Data items
▬▬▬

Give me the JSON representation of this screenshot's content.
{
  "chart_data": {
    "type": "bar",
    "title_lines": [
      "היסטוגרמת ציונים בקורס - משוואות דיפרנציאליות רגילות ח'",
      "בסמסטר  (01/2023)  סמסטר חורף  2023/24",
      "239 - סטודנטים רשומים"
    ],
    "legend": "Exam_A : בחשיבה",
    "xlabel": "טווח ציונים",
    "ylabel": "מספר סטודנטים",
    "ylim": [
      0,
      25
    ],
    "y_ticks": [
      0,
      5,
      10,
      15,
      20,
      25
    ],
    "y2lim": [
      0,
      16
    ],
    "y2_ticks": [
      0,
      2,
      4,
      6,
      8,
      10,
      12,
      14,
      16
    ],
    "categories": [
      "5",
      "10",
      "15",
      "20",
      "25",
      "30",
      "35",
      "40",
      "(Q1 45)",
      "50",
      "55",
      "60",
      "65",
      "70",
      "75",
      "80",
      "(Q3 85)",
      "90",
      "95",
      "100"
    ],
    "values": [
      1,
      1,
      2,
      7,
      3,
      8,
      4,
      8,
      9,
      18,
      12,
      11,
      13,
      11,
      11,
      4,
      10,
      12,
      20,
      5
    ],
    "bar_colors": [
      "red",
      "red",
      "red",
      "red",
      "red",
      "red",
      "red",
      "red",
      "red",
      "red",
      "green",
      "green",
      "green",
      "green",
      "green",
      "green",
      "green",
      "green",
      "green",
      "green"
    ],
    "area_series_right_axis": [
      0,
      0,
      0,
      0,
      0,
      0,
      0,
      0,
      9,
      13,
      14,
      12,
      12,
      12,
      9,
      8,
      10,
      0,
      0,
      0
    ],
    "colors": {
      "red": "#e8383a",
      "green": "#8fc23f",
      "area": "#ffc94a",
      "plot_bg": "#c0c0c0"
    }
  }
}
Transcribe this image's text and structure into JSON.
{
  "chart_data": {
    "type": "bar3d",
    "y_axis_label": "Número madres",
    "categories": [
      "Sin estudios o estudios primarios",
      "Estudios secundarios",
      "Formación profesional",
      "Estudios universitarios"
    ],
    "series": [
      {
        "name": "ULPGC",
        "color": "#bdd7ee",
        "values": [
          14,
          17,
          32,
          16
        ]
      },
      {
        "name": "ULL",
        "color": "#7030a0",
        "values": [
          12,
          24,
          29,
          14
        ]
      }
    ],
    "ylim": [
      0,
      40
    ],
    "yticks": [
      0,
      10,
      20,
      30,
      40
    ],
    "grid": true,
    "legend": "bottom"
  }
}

▬▬▬

From the material above, count the lines that include "JSON" and give only the total.

2